## begin Recorded data

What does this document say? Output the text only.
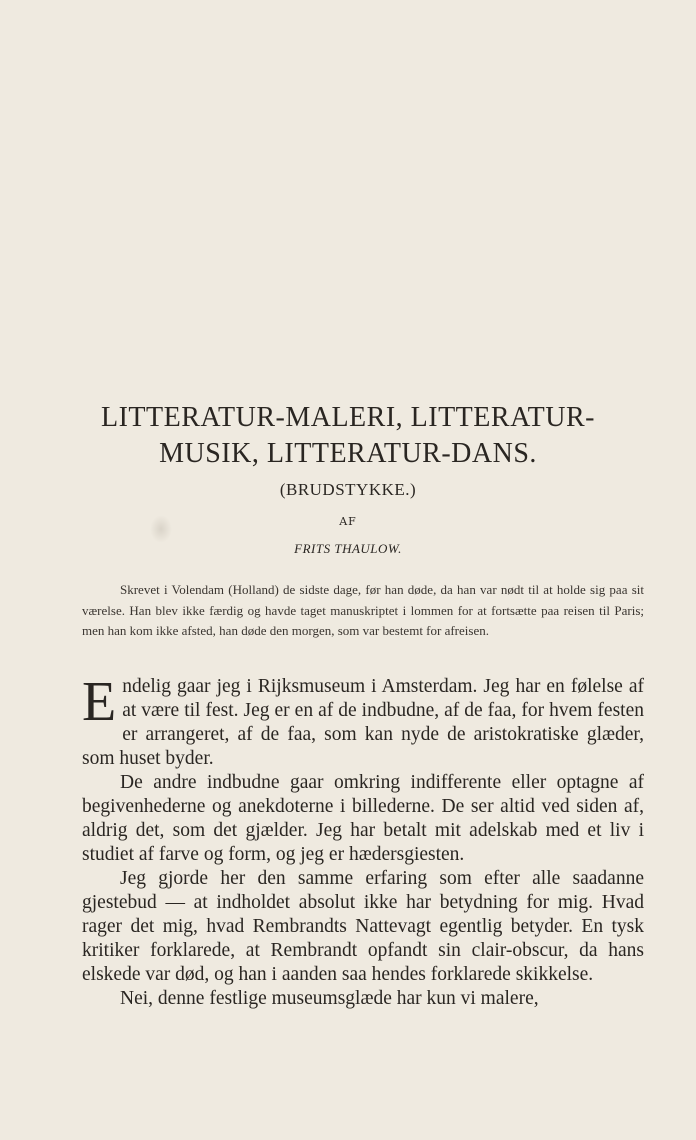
LITTERATUR-MALERI, LITTERATUR-
MUSIK, LITTERATUR-DANS.
(BRUDSTYKKE.)
AF
FRITS THAULOW.
Skrevet i Volendam (Holland) de sidste dage, før han døde, da han var nødt til at holde sig paa sit værelse. Han blev ikke færdig og havde taget manuskriptet i lommen for at fortsætte paa reisen til Paris; men han kom ikke afsted, han døde den morgen, som var bestemt for afreisen.

Endelig gaar jeg i Rijksmuseum i Amsterdam. Jeg har en følelse af at være til fest. Jeg er en af de indbudne, af de faa, for hvem festen er arrangeret, af de faa, som kan nyde de aristokratiske glæder, som huset byder.

De andre indbudne gaar omkring indifferente eller optagne af begivenhederne og anekdoterne i billederne. De ser altid ved siden af, aldrig det, som det gjælder. Jeg har betalt mit adelskab med et liv i studiet af farve og form, og jeg er hædersgiesten.

Jeg gjorde her den samme erfaring som efter alle saadanne gjestebud — at indholdet absolut ikke har betydning for mig. Hvad rager det mig, hvad Rembrandts Nattevagt egentlig betyder. En tysk kritiker forklarede, at Rembrandt opfandt sin clair-obscur, da hans elskede var død, og han i aanden saa hendes forklarede skikkelse.

Nei, denne festlige museumsglæde har kun vi malere,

## end Recorded data

• **Stated problem**
Print the complete listing exactly as it stands, without its pictures.

• **Response for this exercise**
What does this document say? Output the text only.
LITTERATUR-MALERI, LITTERATUR-
MUSIK, LITTERATUR-DANS.
(BRUDSTYKKE.)
AF
FRITS THAULOW.
Skrevet i Volendam (Holland) de sidste dage, før han døde, da han var nødt til at holde sig paa sit værelse. Han blev ikke færdig og havde taget manuskriptet i lommen for at fortsætte paa reisen til Paris; men han kom ikke afsted, han døde den morgen, som var bestemt for afreisen.

Endelig gaar jeg i Rijksmuseum i Amsterdam. Jeg har en følelse af at være til fest. Jeg er en af de indbudne, af de faa, for hvem festen er arrangeret, af de faa, som kan nyde de aristokratiske glæder, som huset byder.

De andre indbudne gaar omkring indifferente eller optagne af begivenhederne og anekdoterne i billederne. De ser altid ved siden af, aldrig det, som det gjælder. Jeg har betalt mit adelskab med et liv i studiet af farve og form, og jeg er hædersgiesten.

Jeg gjorde her den samme erfaring som efter alle saadanne gjestebud — at indholdet absolut ikke har betydning for mig. Hvad rager det mig, hvad Rembrandts Nattevagt egentlig betyder. En tysk kritiker forklarede, at Rembrandt opfandt sin clair-obscur, da hans elskede var død, og han i aanden saa hendes forklarede skikkelse.

Nei, denne festlige museumsglæde har kun vi malere,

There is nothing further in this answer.